FIG. 1 is a flowchart illustrating the sequential process of receiving CS data in performing handover from a WiMAX access network 120 to an LTE access network 130 according to the prior art.
Specifically, when a user equipment (UE) 101 accesses the WiMAX network 120 at an early stage, it receives a CS service through a generic access network controller (GANC) 103 from a serving mobile switching center (MSC) 105 in step S11. In this case, when the UE 101 determines that the WiMAX network 120 is currently in a poor condition not enough to smoothly provide the CS service, the UE 101 determines to perform handover in step S12 and may attempt to access the LTE network 130.
While the UE 101 is accessing the LTE network 130, a UE authentication is performed in step S13, location is updated and subscriber information is retrieved in step S14, and a default bearer is set up in step S15 and a connection of a radio resource control (RRC) is established in step S16. And then, the process of accessing the LTE network 130 is completed in step S17.
Thereafter, when the UE 101 updates a registration to the GANC 103 in step S18, an evolved packet system (EPS) bearer for the CS service is established and a real-time transport protocol (RTP) path is also established in step S19. Thus, after this process, the GANC 103 can provide the CS service to the UE 101 located in the LTE network 130 in step 1300.
FIG. 2 is a flowchart illustrating the sequential process of receiving CS data in performing handover from the LTE network 130 to the WiMAX network 120 according to the prior art.
Specifically, when a UE 201 accesses the LTE network 130 at an early stage, it receives a CS service through a GANC 203 from a serving MSC 205 in step S21. In this case, when the UE 201 determines that the LTE network 130 is in a poor condition insufficient to smoothly provide the CS service, it determines to perform handover in step S23 and may attempt to access the WiMAX network 120.
While the UE 201 is accessing the WiMAX network 120, a radio link initial access (synchronization and ranging) is performed in step S25, a basic capability negotiation is performed in step S27, an UE authentication and registration is performed in step S29, a traffic connection establishment is made in step S31, and the like. And then, the process of accessing the WiMAX network 120 is completed in step S33.
Thereafter, when the UE 201 updates a registration to the GANC 203 in step S35, an EPS bearer for the CS service is established and an RTP path is also established in step S37. Thus, after this process, the GANC 203 can provide the CS service to the UE 201 present in the WiMAX network 120 in step S39.

**What is asked**
1) Please set down, word for word, the rows below, everything from the start of the rows down to the line containing "region-label: Область или", with both ends included.
2) Carry the passage on WiMAX and LTE handover further, picking up right after its final sentence.

**Material shown**
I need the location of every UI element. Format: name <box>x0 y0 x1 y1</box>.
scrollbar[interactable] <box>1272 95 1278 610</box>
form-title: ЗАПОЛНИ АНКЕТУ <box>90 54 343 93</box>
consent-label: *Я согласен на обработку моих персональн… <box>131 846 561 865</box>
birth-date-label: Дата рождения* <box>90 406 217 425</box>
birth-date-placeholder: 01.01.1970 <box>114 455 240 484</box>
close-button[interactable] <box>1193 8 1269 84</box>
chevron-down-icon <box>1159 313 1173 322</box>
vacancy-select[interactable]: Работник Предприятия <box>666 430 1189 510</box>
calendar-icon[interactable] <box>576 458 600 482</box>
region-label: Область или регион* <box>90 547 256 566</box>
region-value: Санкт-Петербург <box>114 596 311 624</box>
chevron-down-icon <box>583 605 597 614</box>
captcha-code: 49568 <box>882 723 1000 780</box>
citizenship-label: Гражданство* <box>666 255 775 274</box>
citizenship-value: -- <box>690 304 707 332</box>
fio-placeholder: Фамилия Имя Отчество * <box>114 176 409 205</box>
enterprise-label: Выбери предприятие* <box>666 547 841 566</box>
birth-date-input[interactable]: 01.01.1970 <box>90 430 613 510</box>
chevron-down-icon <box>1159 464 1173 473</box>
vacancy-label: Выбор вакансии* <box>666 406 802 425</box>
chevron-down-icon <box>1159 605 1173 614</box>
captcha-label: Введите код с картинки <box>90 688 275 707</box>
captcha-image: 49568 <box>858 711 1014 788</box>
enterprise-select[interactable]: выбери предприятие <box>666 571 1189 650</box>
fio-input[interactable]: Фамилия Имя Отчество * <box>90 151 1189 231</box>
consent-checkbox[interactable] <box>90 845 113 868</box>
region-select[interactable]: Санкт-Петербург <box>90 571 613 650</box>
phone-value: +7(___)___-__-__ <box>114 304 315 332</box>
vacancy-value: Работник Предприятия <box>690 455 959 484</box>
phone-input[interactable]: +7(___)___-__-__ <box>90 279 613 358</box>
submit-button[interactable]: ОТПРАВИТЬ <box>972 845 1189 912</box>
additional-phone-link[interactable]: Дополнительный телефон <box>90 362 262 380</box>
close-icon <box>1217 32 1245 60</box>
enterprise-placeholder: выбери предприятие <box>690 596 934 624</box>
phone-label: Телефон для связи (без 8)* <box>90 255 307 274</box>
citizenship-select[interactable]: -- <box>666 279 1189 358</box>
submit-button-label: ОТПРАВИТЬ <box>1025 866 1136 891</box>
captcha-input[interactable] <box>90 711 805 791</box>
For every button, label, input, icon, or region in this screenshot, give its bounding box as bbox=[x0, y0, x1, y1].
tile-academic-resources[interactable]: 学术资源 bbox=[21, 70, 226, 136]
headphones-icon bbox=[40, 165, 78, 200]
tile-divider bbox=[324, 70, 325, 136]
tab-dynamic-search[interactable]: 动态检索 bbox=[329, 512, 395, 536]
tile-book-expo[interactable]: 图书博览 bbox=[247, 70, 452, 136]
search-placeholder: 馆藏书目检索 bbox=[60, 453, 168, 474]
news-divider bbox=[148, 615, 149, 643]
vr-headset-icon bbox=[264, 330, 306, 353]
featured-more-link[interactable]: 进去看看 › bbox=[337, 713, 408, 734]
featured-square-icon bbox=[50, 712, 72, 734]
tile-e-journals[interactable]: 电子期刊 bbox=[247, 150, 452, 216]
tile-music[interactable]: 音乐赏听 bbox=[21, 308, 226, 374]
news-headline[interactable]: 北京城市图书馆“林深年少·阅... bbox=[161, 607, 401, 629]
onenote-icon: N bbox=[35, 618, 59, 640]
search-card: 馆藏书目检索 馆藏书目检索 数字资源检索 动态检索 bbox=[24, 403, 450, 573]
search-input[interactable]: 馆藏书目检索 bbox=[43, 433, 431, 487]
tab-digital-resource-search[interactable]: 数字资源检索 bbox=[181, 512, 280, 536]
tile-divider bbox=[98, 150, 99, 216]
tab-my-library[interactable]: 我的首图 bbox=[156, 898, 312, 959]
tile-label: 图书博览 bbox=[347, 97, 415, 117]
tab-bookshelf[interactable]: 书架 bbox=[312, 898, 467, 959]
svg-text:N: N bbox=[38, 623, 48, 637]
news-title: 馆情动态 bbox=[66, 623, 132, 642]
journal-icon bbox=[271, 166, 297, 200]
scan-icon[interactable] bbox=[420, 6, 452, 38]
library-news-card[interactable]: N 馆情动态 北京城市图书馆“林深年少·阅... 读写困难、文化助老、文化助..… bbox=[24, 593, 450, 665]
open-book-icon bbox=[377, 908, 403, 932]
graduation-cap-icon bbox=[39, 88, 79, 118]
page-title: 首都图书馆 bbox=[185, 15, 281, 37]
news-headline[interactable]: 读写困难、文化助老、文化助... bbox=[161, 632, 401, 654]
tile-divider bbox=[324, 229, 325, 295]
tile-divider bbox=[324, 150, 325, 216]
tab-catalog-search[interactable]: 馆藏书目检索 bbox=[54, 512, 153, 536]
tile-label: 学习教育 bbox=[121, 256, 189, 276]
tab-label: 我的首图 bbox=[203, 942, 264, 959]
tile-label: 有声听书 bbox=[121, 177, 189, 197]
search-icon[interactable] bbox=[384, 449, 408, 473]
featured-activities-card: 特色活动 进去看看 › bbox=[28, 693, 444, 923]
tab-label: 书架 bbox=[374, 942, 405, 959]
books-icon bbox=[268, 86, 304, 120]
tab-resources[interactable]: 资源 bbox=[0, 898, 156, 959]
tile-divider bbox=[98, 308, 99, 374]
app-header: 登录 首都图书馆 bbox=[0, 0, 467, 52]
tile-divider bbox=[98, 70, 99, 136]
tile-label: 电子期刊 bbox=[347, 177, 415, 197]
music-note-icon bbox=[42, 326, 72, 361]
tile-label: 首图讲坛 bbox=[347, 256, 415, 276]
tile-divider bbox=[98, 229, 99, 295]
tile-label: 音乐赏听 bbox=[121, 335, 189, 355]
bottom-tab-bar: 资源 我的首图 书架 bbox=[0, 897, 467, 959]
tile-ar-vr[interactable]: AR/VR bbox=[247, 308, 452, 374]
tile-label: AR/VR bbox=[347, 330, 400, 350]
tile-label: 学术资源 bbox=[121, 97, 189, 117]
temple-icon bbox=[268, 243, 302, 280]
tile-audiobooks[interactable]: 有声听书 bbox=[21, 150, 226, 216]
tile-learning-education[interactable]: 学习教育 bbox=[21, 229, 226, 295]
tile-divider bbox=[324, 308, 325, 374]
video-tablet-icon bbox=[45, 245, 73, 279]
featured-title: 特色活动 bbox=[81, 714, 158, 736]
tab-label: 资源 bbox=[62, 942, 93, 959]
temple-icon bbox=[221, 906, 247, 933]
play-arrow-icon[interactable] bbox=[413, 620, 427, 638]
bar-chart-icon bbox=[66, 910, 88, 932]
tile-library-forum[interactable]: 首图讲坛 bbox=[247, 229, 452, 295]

**Results of the tasks**
1)
I need the location of every UI element. Format: name <box>x0 y0 x1 y1</box>.
scrollbar[interactable] <box>1272 95 1278 610</box>
form-title: ЗАПОЛНИ АНКЕТУ <box>90 54 343 93</box>
consent-label: *Я согласен на обработку моих персональн… <box>131 846 561 865</box>
birth-date-label: Дата рождения* <box>90 406 217 425</box>
birth-date-placeholder: 01.01.1970 <box>114 455 240 484</box>
close-button[interactable] <box>1193 8 1269 84</box>
chevron-down-icon <box>1159 313 1173 322</box>
vacancy-select[interactable]: Работник Предприятия <box>666 430 1189 510</box>
calendar-icon[interactable] <box>576 458 600 482</box>
region-label: Область или регион* <box>90 547 256 566</box>

2)
However, according to the prior arts discussed above, when the UE performs the handover from the WiMAX network 120 to the LTE network 130 or when the UE performs the handover from the LTE network 130 to the WiMAX network 120, the required process, such as resource allocation, to perform registration and receive data in the new network needs to be performed, which causes a discontinuation of the CS service. That is, the discontinuation of the CS service occurs between a point when the UE attempts to access the LTE network or the WiMAX network in performing handover and a point when the RTP path is established between the UE and the GANC.

SUMMARY OF THE INVENTION

The present invention provides a heterogeneous communication system of a LTE and a WiMAX communication system for providing a circuit switched (CS) service and a method therefor, which are capable of reducing a discontinuation of the CS service in performing the handover.
In accordance with a first aspect of the present invention, there is provided a heterogeneous communication system of performing a handover from a first communication system to a second communication system integrated therein, the heterogeneous communication system including:
a user equipment (UE) adapted to request a handover connection establishment to the second communication system while receiving a CS (Circuit Switch) service from the first communication system, request an authentication to the first communication system, preferentially perform the handover to the second communication system after the authentication, and disconnect a connection with the first communication system and switch to the second communication system in response to a handover message; and
a generic access network controller (GANC) adapted to deliver the request of the handover connection establishment to the second communication system, notify the procedure of the authentication to the second communication system, and provide the handover command message to the UE to switch to the second communication system, thereby providing the CS service to the UE through the second communication system.
In the apparatus, the first communication system is a worldwide interoperability for microwave access (WiMAX) communication system and the second communication system is a long term evolution (LTE) communication system.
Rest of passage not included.